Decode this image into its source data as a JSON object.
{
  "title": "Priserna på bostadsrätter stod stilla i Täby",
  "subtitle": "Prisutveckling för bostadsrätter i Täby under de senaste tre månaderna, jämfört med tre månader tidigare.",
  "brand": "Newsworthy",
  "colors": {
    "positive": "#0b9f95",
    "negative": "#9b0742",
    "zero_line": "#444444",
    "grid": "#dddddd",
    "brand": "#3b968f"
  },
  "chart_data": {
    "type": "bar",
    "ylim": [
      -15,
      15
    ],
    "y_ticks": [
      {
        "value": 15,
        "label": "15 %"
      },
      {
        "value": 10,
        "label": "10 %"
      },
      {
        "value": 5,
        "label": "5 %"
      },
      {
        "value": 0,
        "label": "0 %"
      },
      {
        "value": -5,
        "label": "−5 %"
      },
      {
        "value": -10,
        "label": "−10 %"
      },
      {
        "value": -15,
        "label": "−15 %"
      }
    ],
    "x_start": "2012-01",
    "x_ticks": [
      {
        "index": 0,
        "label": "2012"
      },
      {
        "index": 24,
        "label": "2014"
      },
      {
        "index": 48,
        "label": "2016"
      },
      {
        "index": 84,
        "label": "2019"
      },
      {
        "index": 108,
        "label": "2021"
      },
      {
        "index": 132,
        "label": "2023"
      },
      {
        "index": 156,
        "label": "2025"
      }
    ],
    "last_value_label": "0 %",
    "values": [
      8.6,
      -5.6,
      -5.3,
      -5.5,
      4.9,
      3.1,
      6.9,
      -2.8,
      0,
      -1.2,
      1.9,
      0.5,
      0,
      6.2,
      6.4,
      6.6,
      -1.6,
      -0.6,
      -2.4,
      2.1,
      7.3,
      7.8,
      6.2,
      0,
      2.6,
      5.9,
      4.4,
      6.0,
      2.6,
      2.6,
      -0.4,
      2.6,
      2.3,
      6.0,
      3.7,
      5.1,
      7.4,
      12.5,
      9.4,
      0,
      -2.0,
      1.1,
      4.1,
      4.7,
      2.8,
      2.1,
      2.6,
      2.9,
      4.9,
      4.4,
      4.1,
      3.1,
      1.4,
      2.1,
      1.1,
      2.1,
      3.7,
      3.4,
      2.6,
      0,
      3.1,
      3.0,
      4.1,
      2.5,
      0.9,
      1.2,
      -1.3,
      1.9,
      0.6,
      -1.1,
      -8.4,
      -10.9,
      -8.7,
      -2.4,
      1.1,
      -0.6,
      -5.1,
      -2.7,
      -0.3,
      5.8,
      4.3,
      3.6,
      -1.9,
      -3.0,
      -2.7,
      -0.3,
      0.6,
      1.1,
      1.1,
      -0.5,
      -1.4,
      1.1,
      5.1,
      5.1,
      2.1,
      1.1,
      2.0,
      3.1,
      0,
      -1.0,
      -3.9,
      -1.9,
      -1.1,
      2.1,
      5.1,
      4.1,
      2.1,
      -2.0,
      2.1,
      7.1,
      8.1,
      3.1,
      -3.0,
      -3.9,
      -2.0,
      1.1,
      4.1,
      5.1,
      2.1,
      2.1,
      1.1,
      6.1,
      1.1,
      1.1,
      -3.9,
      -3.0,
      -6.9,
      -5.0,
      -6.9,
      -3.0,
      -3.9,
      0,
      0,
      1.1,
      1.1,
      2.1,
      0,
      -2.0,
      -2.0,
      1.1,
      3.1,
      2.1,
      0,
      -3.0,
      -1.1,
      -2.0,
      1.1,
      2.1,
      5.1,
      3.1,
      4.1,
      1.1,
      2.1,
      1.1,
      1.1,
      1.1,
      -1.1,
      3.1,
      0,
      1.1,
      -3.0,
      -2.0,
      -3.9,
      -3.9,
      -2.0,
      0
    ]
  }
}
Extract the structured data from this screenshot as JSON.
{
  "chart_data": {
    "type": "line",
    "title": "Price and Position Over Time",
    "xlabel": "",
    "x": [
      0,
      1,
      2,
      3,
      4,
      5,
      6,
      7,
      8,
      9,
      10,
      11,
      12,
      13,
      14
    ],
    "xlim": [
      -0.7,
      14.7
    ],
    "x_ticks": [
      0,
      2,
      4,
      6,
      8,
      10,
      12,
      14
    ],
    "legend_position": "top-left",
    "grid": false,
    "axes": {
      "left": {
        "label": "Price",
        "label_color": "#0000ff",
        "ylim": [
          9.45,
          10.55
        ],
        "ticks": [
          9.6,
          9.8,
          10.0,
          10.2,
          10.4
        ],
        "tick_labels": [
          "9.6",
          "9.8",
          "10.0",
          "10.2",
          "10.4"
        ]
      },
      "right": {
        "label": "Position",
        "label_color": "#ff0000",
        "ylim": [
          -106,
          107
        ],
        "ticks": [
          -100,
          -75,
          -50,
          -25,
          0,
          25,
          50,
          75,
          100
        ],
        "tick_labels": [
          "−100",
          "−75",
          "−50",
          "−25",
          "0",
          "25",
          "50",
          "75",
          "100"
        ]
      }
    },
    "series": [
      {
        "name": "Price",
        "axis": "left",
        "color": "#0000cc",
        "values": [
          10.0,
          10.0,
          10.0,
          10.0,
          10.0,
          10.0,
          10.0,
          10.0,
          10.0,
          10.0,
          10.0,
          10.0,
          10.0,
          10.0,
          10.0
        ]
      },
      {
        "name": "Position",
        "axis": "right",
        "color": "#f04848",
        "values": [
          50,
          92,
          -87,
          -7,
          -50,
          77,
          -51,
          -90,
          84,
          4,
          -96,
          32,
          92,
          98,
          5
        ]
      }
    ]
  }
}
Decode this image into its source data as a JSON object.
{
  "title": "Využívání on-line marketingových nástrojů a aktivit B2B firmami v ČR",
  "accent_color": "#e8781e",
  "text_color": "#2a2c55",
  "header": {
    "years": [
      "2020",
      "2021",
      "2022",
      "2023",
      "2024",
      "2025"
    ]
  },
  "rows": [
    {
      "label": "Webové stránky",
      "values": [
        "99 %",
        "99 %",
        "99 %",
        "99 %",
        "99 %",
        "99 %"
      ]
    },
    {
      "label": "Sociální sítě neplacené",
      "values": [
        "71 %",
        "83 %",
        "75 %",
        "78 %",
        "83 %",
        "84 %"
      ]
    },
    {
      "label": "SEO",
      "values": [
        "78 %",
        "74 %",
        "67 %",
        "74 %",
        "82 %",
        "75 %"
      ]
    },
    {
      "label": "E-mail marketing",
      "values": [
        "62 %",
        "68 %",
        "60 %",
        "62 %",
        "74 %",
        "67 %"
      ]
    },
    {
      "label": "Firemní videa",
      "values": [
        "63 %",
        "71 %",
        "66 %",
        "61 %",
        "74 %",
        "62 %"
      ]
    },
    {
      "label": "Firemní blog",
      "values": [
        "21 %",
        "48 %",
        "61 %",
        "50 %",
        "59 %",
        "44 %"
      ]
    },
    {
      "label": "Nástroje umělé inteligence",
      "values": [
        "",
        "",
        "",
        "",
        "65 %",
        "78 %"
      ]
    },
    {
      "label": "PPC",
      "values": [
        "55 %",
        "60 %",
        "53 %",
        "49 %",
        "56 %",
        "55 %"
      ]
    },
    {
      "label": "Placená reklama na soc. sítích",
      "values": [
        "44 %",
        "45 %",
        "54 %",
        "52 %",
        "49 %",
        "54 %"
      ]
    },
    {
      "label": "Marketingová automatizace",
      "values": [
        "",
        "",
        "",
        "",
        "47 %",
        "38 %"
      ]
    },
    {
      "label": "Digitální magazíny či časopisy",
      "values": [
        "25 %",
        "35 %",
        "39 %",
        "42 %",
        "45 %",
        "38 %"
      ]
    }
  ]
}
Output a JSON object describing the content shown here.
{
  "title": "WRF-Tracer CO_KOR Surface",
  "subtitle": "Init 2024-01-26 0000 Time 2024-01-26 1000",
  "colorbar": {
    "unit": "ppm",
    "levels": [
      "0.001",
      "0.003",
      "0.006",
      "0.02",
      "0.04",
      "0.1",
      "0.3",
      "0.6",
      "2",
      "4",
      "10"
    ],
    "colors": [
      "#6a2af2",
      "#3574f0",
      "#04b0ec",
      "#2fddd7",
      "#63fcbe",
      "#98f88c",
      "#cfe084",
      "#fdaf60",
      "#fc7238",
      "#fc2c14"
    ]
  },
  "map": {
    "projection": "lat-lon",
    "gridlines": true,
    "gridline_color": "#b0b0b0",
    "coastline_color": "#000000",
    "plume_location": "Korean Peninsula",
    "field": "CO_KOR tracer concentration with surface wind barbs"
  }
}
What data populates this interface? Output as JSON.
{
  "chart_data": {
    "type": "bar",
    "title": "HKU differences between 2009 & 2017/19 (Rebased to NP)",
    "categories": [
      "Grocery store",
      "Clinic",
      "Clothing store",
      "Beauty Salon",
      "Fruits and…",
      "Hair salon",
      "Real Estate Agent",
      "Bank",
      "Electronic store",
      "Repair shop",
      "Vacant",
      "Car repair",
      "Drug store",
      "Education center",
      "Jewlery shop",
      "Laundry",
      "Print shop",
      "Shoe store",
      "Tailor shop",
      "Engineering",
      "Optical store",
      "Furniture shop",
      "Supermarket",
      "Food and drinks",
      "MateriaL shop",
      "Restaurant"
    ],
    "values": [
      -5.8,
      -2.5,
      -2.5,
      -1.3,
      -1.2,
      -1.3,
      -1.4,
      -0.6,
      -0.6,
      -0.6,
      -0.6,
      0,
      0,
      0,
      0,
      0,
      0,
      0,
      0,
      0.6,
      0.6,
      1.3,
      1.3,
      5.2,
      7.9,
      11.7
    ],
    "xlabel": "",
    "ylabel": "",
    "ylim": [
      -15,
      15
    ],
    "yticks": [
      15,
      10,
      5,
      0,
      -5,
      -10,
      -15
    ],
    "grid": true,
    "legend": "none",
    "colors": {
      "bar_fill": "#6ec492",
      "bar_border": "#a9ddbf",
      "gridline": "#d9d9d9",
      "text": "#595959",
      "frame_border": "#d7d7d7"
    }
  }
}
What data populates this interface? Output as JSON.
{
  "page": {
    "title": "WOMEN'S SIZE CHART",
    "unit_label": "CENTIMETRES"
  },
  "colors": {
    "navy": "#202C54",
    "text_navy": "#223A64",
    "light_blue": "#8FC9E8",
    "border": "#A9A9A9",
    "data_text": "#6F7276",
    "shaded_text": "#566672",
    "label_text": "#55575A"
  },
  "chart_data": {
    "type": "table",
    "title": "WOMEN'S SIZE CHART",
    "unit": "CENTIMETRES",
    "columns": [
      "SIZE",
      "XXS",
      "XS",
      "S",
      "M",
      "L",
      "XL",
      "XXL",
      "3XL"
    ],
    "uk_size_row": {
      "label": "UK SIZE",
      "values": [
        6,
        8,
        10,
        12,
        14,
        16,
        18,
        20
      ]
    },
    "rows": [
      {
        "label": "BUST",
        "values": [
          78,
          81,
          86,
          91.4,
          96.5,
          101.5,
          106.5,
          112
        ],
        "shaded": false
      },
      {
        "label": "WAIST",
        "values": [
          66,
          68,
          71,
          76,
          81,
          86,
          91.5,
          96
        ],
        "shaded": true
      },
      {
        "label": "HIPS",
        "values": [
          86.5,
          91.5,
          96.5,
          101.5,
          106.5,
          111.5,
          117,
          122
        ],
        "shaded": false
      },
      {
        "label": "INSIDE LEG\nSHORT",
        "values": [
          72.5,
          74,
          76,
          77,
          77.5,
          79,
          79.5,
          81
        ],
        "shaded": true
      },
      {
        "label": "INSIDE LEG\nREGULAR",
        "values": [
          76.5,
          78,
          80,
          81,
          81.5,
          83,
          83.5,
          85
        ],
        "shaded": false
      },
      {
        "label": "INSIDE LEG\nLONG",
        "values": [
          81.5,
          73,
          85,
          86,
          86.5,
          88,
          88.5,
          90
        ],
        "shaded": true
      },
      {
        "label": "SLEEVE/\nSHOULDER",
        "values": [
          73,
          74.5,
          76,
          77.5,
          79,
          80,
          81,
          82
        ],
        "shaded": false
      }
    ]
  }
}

=-=-=-=-=

Your goal
Tally how many lines in the material above hold the word "INSIDE". Write only that number.

Solution to this task
3